Find how many lines of the listing include the string "经产窝均总仔", and report only that figure.
start STORED ROWS
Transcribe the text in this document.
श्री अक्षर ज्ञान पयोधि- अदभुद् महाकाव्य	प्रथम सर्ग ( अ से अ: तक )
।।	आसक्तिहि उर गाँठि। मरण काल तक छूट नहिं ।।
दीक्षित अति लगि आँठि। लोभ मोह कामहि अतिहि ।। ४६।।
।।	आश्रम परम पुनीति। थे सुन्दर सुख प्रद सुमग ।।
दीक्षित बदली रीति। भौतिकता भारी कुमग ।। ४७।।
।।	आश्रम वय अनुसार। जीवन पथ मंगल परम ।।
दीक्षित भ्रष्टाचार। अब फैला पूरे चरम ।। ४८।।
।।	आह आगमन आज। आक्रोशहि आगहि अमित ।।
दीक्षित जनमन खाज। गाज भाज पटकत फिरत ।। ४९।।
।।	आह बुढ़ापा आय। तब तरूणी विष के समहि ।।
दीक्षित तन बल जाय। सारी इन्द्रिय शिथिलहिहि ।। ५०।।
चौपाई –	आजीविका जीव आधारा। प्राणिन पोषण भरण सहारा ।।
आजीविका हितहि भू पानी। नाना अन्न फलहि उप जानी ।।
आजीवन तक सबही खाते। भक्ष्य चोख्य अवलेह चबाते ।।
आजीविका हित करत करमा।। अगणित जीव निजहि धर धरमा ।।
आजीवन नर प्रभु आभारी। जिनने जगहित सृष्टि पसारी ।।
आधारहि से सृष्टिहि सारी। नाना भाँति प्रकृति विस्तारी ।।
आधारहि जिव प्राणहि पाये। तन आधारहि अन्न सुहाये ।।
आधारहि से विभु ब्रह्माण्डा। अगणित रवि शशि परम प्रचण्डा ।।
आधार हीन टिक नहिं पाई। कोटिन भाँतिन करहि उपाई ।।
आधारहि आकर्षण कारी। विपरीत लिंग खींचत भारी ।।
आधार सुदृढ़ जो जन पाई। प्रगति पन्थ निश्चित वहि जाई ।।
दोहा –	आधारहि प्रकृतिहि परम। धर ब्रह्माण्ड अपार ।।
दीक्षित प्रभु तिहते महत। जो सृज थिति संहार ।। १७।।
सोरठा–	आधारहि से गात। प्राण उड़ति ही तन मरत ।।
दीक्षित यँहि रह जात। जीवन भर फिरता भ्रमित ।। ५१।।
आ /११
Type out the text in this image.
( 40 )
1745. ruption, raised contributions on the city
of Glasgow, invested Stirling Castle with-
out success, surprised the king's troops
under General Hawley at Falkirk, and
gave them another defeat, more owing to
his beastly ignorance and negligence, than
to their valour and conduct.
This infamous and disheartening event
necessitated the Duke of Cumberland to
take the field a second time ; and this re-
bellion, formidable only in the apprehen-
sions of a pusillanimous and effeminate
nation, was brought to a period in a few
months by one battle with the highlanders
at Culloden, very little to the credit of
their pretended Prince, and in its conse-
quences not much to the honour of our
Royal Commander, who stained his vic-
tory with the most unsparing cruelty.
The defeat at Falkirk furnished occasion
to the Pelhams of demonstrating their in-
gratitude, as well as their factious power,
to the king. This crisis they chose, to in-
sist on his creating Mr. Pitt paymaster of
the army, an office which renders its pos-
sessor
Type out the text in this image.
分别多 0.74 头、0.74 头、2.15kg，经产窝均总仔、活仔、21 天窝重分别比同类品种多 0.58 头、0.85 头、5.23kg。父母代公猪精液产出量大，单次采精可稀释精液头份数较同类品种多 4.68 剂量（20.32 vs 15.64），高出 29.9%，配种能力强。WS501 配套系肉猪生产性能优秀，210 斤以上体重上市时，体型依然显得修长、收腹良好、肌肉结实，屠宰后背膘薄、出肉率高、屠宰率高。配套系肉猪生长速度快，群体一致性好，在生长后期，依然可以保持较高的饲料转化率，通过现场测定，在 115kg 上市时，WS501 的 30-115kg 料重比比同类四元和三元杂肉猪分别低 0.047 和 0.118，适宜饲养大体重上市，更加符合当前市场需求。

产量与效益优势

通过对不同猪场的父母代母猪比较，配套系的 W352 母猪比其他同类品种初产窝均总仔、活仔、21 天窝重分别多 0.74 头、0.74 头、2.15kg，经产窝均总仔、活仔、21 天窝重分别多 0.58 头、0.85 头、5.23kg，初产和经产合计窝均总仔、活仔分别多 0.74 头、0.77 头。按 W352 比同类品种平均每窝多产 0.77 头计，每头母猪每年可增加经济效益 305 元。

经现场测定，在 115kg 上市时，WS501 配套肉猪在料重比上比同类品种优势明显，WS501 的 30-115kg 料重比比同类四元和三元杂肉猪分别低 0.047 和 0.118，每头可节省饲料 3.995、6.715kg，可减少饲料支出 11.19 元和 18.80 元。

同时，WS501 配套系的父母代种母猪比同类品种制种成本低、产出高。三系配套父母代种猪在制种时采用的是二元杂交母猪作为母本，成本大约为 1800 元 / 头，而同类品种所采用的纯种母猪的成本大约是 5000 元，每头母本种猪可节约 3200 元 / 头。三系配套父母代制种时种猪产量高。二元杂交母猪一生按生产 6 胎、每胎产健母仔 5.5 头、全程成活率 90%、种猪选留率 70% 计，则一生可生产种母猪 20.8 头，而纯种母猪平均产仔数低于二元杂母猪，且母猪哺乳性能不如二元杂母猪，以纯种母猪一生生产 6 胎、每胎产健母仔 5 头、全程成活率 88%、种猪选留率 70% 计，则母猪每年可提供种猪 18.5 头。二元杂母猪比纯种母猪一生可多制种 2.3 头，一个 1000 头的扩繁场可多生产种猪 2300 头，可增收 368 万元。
end STORED ROWS
### RESPONSE
2